* **REQUIREMENT**:
Every line must be returned precisely as it is written.

Stored data entries:
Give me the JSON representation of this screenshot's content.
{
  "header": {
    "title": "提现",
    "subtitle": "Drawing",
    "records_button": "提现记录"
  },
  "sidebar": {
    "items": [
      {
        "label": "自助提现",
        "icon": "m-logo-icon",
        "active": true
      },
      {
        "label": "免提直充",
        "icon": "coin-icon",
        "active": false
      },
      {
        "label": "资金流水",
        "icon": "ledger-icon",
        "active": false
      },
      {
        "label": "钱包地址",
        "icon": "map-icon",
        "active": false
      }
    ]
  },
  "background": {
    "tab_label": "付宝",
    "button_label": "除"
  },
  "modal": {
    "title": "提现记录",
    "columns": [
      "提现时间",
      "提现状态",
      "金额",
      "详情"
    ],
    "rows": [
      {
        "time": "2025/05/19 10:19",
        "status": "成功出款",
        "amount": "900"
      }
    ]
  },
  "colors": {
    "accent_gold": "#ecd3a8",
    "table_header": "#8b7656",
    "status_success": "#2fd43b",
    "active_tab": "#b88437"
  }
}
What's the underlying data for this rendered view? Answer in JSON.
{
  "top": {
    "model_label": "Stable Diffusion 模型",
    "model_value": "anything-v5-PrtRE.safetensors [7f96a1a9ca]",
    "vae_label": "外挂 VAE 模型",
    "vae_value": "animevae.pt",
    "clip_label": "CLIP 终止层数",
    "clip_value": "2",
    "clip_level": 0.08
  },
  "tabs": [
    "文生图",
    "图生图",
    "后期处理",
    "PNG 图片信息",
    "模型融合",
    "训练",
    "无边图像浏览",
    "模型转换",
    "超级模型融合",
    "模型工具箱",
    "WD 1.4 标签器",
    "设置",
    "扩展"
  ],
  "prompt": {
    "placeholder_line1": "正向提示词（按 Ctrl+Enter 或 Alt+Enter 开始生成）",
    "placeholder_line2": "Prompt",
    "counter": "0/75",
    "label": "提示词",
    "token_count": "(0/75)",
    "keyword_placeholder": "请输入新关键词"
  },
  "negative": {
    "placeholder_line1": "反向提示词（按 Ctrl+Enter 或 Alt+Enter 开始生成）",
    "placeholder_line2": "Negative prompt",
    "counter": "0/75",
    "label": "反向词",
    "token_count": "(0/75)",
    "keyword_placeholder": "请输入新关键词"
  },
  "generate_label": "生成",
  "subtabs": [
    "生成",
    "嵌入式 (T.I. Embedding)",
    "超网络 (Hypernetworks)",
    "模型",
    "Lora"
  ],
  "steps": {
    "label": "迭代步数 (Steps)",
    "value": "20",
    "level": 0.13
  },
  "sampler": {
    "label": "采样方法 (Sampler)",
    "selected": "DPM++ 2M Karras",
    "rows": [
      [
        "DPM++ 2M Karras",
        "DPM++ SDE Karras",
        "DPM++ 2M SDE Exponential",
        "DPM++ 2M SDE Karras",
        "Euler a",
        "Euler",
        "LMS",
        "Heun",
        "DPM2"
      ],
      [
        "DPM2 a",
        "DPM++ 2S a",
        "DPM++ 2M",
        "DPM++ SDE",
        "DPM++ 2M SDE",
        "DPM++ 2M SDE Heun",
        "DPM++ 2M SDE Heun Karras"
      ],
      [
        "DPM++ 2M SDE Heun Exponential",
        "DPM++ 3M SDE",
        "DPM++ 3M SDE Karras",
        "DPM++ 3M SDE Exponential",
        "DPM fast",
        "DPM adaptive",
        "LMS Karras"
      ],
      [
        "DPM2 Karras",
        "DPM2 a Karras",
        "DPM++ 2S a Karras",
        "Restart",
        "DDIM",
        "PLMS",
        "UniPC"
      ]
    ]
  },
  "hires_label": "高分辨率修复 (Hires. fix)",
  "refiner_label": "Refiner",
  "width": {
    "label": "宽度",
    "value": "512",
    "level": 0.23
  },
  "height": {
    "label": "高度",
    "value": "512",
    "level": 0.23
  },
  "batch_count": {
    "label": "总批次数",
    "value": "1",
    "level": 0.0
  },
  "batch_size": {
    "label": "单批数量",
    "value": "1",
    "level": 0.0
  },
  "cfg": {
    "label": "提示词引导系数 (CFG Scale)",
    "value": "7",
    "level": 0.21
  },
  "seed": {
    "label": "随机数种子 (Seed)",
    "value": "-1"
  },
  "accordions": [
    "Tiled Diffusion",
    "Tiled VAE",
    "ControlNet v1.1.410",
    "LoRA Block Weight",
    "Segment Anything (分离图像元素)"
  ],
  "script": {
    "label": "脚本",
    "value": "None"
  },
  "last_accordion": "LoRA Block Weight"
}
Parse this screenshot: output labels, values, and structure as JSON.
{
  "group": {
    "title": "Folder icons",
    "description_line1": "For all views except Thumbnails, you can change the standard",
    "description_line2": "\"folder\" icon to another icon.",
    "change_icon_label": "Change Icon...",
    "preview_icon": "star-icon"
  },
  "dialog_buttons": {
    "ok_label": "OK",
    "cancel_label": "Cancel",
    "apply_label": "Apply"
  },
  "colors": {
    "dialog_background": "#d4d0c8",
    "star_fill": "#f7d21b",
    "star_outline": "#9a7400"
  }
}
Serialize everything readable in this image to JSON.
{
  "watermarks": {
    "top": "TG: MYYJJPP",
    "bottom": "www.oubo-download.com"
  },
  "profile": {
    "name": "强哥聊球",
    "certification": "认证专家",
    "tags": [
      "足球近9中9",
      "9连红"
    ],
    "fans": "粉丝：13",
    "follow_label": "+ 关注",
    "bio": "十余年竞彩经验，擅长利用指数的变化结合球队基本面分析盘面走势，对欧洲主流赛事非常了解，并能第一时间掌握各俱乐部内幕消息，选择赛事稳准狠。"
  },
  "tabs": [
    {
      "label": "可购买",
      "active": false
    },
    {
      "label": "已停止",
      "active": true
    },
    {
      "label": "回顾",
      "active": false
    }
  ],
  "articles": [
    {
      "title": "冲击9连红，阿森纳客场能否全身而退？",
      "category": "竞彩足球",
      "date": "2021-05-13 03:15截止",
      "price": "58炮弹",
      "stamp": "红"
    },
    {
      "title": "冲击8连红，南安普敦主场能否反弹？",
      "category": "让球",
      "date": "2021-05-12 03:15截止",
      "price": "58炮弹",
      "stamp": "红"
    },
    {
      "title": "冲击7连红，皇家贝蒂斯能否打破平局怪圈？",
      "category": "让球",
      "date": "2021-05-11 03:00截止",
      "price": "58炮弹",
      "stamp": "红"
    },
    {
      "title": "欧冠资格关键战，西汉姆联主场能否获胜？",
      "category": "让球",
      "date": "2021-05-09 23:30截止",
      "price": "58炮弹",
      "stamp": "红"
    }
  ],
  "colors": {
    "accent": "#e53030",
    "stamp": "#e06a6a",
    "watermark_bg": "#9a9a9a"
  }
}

* **RESPONSE TO THIS EXERCISE**:
Give me the JSON representation of this screenshot's content.
{
  "header": {
    "title": "提现",
    "subtitle": "Drawing",
    "records_button": "提现记录"
  },
  "sidebar": {
    "items": [
      {
        "label": "自助提现",
        "icon": "m-logo-icon",
        "active": true
      },
      {
        "label": "免提直充",
        "icon": "coin-icon",
        "active": false
      },
      {
        "label": "资金流水",
        "icon": "ledger-icon",
        "active": false
      },
      {
        "label": "钱包地址",
        "icon": "map-icon",
        "active": false
      }
    ]
  },
  "background": {
    "tab_label": "付宝",
    "button_label": "除"
  },
  "modal": {
    "title": "提现记录",
    "columns": [
      "提现时间",
      "提现状态",
      "金额",
      "详情"
    ],
    "rows": [
      {
        "time": "2025/05/19 10:19",
        "status": "成功出款",
        "amount": "900"
      }
    ]
  },
  "colors": {
    "accent_gold": "#ecd3a8",
    "table_header": "#8b7656",
    "status_success": "#2fd43b",
    "active_tab": "#b88437"
  }
}
What's the underlying data for this rendered view? Answer in JSON.
{
  "top": {
    "model_label": "Stable Diffusion 模型",
    "model_value": "anything-v5-PrtRE.safetensors [7f96a1a9ca]",
    "vae_label": "外挂 VAE 模型",
    "vae_value": "animevae.pt",
    "clip_label": "CLIP 终止层数",
    "clip_value": "2",
    "clip_level": 0.08
  },
  "tabs": [
    "文生图",
    "图生图",
    "后期处理",
    "PNG 图片信息",
    "模型融合",
    "训练",
    "无边图像浏览",
    "模型转换",
    "超级模型融合",
    "模型工具箱",
    "WD 1.4 标签器",
    "设置",
    "扩展"
  ],
  "prompt": {
    "placeholder_line1": "正向提示词（按 Ctrl+Enter 或 Alt+Enter 开始生成）",
    "placeholder_line2": "Prompt",
    "counter": "0/75",
    "label": "提示词",
    "token_count": "(0/75)",
    "keyword_placeholder": "请输入新关键词"
  },
  "negative": {
    "placeholder_line1": "反向提示词（按 Ctrl+Enter 或 Alt+Enter 开始生成）",
    "placeholder_line2": "Negative prompt",
    "counter": "0/75",
    "label": "反向词",
    "token_count": "(0/75)",
    "keyword_placeholder": "请输入新关键词"
  },
  "generate_label": "生成",
  "subtabs": [
    "生成",
    "嵌入式 (T.I. Embedding)",
    "超网络 (Hypernetworks)",
    "模型",
    "Lora"
  ],
  "steps": {
    "label": "迭代步数 (Steps)",
    "value": "20",
    "level": 0.13
  },
  "sampler": {
    "label": "采样方法 (Sampler)",
    "selected": "DPM++ 2M Karras",
    "rows": [
      [
        "DPM++ 2M Karras",
        "DPM++ SDE Karras",
        "DPM++ 2M SDE Exponential",
        "DPM++ 2M SDE Karras",
        "Euler a",
        "Euler",
        "LMS",
        "Heun",
        "DPM2"
      ],
      [
        "DPM2 a",
        "DPM++ 2S a",
        "DPM++ 2M",
        "DPM++ SDE",
        "DPM++ 2M SDE",
        "DPM++ 2M SDE Heun",
        "DPM++ 2M SDE Heun Karras"
      ],
      [
        "DPM++ 2M SDE Heun Exponential",
        "DPM++ 3M SDE",
        "DPM++ 3M SDE Karras",
        "DPM++ 3M SDE Exponential",
        "DPM fast",
        "DPM adaptive",
        "LMS Karras"
      ],
      [
        "DPM2 Karras",
        "DPM2 a Karras",
        "DPM++ 2S a Karras",
        "Restart",
        "DDIM",
        "PLMS",
        "UniPC"
      ]
    ]
  },
  "hires_label": "高分辨率修复 (Hires. fix)",
  "refiner_label": "Refiner",
  "width": {
    "label": "宽度",
    "value": "512",
    "level": 0.23
  },
  "height": {
    "label": "高度",
    "value": "512",
    "level": 0.23
  },
  "batch_count": {
    "label": "总批次数",
    "value": "1",
    "level": 0.0
  },
  "batch_size": {
    "label": "单批数量",
    "value": "1",
    "level": 0.0
  },
  "cfg": {
    "label": "提示词引导系数 (CFG Scale)",
    "value": "7",
    "level": 0.21
  },
  "seed": {
    "label": "随机数种子 (Seed)",
    "value": "-1"
  },
  "accordions": [
    "Tiled Diffusion",
    "Tiled VAE",
    "ControlNet v1.1.410",
    "LoRA Block Weight",
    "Segment Anything (分离图像元素)"
  ],
  "script": {
    "label": "脚本",
    "value": "None"
  },
  "last_accordion": "LoRA Block Weight"
}
Parse this screenshot: output labels, values, and structure as JSON.
{
  "group": {
    "title": "Folder icons",
    "description_line1": "For all views except Thumbnails, you can change the standard",
    "description_line2": "\"folder\" icon to another icon.",
    "change_icon_label": "Change Icon...",
    "preview_icon": "star-icon"
  },
  "dialog_buttons": {
    "ok_label": "OK",
    "cancel_label": "Cancel",
    "apply_label": "Apply"
  },
  "colors": {
    "dialog_background": "#d4d0c8",
    "star_fill": "#f7d21b",
    "star_outline": "#9a7400"
  }
}
Serialize everything readable in this image to JSON.
{
  "watermarks": {
    "top": "TG: MYYJJPP",
    "bottom": "www.oubo-download.com"
  },
  "profile": {
    "name": "强哥聊球",
    "certification": "认证专家",
    "tags": [
      "足球近9中9",
      "9连红"
    ],
    "fans": "粉丝：13",
    "follow_label": "+ 关注",
    "bio": "十余年竞彩经验，擅长利用指数的变化结合球队基本面分析盘面走势，对欧洲主流赛事非常了解，并能第一时间掌握各俱乐部内幕消息，选择赛事稳准狠。"
  },
  "tabs": [
    {
      "label": "可购买",
      "active": false
    },
    {
      "label": "已停止",
      "active": true
    },
    {
      "label": "回顾",
      "active": false
    }
  ],
  "articles": [
    {
      "title": "冲击9连红，阿森纳客场能否全身而退？",
      "category": "竞彩足球",
      "date": "2021-05-13 03:15截止",
      "price": "58炮弹",
      "stamp": "红"
    },
    {
      "title": "冲击8连红，南安普敦主场能否反弹？",
      "category": "让球",
      "date": "2021-05-12 03:15截止",
      "price": "58炮弹",
      "stamp": "红"
    },
    {
      "title": "冲击7连红，皇家贝蒂斯能否打破平局怪圈？",
      "category": "让球",
      "date": "2021-05-11 03:00截止",
      "price": "58炮弹",
      "stamp": "红"
    },
    {
      "title": "欧冠资格关键战，西汉姆联主场能否获胜？",
      "category": "让球",
      "date": "2021-05-09 23:30截止",
      "price": "58炮弹",
      "stamp": "红"
    }
  ],
  "colors": {
    "accent": "#e53030",
    "stamp": "#e06a6a",
    "watermark_bg": "#9a9a9a"
  }
}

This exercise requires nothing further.